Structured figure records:

^^^^^^^^

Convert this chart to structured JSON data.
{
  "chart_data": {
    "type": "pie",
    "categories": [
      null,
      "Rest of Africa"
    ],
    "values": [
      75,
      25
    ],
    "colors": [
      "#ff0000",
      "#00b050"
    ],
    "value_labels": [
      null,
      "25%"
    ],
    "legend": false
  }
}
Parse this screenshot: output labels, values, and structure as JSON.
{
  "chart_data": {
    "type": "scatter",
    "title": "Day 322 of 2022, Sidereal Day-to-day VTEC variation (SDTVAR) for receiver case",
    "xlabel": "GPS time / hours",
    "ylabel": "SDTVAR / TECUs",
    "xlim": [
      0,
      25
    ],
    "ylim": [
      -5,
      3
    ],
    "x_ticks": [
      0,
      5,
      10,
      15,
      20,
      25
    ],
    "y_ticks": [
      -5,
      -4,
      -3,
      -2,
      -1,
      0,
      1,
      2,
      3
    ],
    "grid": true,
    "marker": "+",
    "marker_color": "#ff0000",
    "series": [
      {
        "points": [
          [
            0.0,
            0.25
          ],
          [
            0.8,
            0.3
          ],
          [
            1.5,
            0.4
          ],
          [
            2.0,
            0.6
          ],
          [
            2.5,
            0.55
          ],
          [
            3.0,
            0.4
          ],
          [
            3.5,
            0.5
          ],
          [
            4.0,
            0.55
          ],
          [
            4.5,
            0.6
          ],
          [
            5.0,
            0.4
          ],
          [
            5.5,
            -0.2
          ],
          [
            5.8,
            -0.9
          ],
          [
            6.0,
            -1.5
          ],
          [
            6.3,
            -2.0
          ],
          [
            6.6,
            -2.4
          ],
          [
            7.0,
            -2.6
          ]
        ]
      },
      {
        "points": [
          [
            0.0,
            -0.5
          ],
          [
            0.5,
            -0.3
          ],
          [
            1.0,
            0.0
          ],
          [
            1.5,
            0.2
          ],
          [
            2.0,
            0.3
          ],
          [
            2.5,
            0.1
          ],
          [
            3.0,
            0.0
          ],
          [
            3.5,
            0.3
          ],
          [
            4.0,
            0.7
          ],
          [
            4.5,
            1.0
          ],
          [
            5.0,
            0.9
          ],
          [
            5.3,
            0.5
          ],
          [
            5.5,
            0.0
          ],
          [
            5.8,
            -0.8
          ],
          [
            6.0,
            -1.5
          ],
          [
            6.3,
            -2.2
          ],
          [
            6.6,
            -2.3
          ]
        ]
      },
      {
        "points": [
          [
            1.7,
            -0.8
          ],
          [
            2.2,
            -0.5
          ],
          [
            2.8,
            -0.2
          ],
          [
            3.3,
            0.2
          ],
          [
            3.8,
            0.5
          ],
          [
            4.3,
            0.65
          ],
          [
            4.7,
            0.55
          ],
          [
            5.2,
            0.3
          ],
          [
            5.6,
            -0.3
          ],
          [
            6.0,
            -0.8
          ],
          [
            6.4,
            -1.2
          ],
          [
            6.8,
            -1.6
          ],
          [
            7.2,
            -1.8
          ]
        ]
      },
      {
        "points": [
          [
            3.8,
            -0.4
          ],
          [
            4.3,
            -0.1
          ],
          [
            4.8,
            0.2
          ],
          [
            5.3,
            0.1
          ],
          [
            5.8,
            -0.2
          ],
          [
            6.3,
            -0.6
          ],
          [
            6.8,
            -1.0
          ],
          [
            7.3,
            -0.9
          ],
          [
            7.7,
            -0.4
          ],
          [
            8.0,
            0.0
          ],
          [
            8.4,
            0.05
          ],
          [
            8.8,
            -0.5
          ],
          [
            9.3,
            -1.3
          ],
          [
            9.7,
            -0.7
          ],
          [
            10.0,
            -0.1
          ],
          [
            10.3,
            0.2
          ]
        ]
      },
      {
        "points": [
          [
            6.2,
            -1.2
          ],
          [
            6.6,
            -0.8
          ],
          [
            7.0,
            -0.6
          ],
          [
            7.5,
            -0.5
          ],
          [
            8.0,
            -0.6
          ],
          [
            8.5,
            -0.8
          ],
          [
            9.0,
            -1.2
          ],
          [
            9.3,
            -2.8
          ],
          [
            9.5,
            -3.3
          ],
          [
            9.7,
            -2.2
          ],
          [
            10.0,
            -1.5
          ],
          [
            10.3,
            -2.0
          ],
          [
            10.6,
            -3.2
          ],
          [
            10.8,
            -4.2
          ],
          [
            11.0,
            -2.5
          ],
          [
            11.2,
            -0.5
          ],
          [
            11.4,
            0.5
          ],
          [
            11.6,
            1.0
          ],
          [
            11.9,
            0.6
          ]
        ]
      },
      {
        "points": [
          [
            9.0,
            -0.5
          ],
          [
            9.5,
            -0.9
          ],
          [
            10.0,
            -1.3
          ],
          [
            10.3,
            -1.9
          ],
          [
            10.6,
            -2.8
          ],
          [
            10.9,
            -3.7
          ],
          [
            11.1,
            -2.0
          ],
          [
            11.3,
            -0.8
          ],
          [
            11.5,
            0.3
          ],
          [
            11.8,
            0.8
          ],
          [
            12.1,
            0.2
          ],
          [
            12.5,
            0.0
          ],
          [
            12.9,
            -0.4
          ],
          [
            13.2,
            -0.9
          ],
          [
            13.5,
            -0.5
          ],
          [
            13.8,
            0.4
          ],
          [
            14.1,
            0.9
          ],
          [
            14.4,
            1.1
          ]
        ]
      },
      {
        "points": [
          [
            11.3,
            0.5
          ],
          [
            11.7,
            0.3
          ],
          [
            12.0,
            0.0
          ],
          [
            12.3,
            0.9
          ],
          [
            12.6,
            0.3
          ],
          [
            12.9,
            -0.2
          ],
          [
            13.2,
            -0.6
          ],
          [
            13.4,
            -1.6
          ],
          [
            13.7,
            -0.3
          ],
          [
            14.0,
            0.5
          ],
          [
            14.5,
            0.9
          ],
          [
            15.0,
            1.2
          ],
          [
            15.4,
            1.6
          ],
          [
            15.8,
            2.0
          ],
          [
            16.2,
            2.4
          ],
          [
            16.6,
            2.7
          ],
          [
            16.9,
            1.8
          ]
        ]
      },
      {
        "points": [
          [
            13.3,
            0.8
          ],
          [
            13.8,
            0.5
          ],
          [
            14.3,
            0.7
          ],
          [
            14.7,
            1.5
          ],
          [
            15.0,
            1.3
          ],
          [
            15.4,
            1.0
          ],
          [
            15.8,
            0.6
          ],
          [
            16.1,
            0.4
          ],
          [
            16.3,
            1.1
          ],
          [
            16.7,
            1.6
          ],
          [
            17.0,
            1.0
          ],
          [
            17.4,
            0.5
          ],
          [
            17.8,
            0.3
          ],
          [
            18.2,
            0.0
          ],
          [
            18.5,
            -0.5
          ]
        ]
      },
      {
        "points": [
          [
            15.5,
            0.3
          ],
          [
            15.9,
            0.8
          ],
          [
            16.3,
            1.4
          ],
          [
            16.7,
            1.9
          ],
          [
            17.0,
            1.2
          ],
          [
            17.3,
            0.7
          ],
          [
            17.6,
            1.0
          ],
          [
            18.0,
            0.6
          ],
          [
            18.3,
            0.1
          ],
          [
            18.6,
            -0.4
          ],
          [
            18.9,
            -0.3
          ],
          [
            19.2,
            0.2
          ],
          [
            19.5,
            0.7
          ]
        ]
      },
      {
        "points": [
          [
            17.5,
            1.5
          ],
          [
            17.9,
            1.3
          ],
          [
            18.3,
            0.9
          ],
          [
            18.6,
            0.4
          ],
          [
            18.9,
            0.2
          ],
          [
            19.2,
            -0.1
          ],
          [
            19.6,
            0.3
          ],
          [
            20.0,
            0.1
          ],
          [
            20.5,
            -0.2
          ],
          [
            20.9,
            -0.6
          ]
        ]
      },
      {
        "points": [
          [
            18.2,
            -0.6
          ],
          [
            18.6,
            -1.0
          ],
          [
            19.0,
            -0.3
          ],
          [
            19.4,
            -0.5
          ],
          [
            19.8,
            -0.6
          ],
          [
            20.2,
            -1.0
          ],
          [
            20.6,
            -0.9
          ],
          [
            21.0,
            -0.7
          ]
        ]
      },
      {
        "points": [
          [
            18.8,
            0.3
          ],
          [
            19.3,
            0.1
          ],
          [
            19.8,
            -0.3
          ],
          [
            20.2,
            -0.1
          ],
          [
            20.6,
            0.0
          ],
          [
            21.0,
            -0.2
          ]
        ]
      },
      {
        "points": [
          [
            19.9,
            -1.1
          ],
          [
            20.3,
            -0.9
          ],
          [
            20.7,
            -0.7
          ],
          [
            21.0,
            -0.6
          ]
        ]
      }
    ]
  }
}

^^^^^^^^

Written request → Determine the number of lines in the listing that hold the word "JSON", and supply that number and nothing further.

Solved problem → 2